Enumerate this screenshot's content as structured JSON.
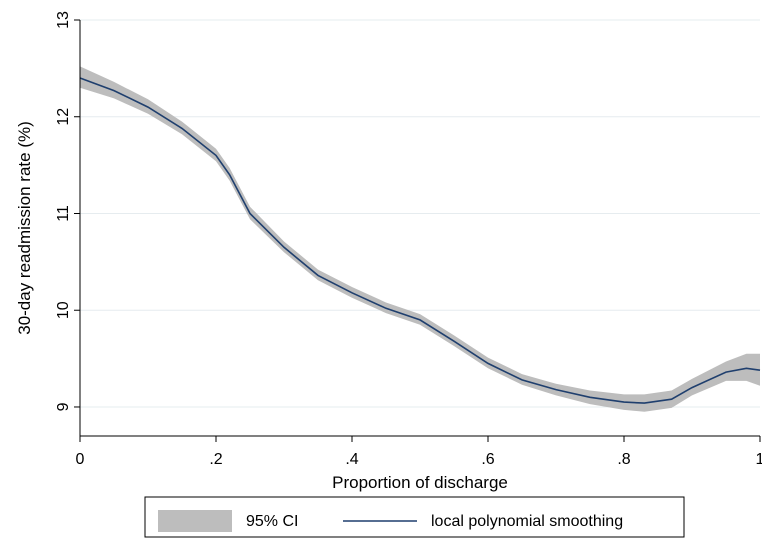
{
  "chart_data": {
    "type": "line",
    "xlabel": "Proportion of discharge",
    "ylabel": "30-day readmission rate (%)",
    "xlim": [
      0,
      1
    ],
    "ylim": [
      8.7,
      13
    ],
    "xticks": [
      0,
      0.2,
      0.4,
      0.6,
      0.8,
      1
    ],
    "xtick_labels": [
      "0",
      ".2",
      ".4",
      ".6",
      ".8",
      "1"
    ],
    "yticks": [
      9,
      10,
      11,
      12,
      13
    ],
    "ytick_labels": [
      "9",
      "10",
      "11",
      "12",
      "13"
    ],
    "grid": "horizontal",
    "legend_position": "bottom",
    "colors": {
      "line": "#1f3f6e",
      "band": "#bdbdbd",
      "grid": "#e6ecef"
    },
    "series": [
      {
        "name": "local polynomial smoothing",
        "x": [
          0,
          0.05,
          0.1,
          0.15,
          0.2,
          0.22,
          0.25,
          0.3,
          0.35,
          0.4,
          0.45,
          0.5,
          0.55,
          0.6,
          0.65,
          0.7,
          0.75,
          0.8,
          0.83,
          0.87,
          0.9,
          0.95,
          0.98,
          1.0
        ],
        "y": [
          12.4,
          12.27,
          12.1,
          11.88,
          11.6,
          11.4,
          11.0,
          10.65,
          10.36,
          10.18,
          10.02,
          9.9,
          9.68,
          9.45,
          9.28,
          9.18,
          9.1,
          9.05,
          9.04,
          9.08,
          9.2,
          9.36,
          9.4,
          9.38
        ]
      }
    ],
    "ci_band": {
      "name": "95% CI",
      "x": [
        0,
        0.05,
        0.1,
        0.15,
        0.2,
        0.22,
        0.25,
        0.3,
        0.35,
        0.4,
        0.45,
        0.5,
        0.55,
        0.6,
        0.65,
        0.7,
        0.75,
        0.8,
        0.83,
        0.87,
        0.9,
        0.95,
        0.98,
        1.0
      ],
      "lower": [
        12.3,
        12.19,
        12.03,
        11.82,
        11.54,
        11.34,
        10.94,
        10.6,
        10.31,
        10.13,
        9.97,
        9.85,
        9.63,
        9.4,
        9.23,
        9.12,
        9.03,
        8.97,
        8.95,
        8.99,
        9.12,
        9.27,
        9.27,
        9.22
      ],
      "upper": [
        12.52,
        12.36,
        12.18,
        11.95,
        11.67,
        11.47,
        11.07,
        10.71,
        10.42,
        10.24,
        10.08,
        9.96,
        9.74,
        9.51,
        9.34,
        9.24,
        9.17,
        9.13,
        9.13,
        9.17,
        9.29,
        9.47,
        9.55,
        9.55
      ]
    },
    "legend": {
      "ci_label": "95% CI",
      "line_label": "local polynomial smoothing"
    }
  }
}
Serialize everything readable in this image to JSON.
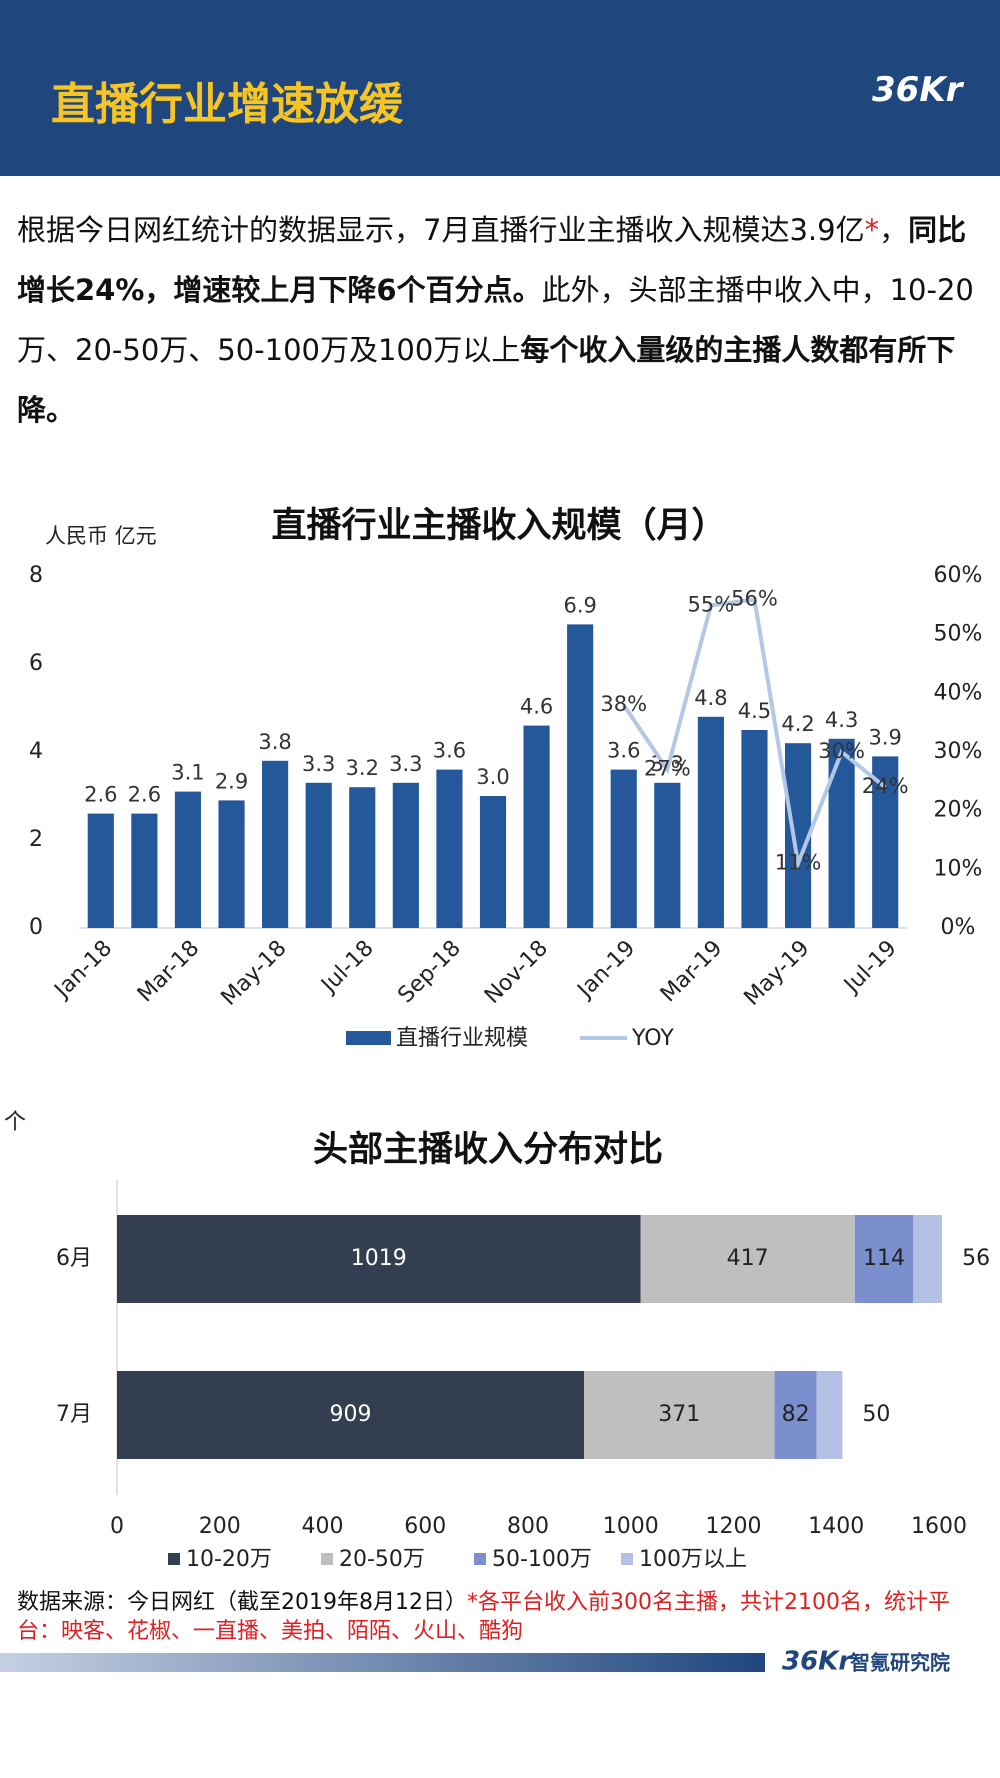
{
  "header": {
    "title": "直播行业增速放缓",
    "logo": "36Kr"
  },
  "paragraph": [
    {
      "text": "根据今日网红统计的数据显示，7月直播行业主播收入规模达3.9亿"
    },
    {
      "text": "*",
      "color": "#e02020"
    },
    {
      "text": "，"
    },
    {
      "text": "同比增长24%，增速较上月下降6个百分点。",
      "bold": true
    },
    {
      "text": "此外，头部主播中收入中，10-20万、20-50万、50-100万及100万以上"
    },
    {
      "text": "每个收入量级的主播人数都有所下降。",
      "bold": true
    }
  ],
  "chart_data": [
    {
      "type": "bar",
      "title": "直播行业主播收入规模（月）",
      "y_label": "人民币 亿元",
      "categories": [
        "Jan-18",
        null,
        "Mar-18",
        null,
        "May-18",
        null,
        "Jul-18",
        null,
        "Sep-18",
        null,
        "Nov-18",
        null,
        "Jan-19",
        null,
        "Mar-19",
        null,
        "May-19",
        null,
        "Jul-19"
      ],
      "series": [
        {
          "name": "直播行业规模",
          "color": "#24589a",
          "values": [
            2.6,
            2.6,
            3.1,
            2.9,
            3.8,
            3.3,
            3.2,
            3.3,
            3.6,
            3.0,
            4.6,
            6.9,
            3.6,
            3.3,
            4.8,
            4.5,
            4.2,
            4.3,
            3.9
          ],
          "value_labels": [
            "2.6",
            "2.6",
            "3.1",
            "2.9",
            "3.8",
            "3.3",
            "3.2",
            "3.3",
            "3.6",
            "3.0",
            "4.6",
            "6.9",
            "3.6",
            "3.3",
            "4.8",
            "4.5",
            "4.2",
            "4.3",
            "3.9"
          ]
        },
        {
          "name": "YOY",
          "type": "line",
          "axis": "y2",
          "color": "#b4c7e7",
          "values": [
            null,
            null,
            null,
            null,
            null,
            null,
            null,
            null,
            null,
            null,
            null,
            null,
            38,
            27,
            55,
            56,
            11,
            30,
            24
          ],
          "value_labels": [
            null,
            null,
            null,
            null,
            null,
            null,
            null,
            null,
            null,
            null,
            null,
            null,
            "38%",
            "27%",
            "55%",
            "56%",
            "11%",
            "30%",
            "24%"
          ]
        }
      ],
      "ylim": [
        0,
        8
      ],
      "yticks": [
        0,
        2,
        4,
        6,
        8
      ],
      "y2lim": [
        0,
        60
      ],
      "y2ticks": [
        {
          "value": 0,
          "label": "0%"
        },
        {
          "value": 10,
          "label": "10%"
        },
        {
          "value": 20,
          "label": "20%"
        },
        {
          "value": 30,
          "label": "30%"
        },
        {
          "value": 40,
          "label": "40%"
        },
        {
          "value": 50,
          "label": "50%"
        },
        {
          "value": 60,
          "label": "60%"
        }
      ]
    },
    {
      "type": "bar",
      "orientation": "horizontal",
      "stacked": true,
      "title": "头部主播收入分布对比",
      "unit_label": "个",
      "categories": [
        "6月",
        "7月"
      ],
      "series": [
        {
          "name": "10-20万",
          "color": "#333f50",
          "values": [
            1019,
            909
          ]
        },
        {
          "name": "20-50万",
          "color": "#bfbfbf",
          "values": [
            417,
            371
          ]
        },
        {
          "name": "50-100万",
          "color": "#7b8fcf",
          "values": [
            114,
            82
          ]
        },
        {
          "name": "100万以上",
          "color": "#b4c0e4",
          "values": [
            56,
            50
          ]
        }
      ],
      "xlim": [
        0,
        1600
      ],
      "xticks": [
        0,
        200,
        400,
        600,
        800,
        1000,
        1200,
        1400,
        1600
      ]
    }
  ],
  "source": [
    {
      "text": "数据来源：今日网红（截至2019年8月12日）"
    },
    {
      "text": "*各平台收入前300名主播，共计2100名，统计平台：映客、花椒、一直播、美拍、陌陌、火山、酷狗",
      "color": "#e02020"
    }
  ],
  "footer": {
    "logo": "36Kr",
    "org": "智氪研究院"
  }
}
##########
### PROMPT:
Search the data above for the string "horizontal" and copy each line that has it.

### SOLVED PROBLEM:
    "grid": "horizontal",
      "orientation": "horizontal",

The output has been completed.